Across the entries below, how many lines contain the string "сайте"? Give only the count.

=-=-=-=-=

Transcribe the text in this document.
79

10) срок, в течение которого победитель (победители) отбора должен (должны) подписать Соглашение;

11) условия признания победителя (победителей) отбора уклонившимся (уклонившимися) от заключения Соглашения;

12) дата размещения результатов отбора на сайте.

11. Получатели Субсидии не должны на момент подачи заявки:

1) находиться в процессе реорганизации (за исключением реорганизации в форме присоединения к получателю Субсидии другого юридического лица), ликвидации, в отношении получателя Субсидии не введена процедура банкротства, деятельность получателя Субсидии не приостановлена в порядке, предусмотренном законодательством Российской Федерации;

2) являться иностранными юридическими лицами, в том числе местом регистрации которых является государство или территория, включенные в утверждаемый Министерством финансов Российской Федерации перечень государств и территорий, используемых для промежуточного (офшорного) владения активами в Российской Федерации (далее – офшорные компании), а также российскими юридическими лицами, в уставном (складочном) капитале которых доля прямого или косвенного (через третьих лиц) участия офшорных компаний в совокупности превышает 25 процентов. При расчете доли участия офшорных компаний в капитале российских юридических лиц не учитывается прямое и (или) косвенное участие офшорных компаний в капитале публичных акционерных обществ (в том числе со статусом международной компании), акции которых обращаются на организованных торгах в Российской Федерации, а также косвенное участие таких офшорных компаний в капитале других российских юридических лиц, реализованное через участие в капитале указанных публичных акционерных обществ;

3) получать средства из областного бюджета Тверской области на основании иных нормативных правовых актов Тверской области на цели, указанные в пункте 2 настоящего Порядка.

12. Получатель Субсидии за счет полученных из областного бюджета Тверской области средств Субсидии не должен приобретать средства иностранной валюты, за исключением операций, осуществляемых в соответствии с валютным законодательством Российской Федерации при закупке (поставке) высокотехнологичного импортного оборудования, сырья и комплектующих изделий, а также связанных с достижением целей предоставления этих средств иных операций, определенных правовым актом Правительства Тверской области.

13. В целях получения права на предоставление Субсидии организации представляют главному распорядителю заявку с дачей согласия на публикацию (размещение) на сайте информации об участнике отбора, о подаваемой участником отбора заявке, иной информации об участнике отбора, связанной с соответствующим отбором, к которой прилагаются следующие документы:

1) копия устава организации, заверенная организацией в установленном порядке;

=-=-=-=-=

#### [Output of the task]
2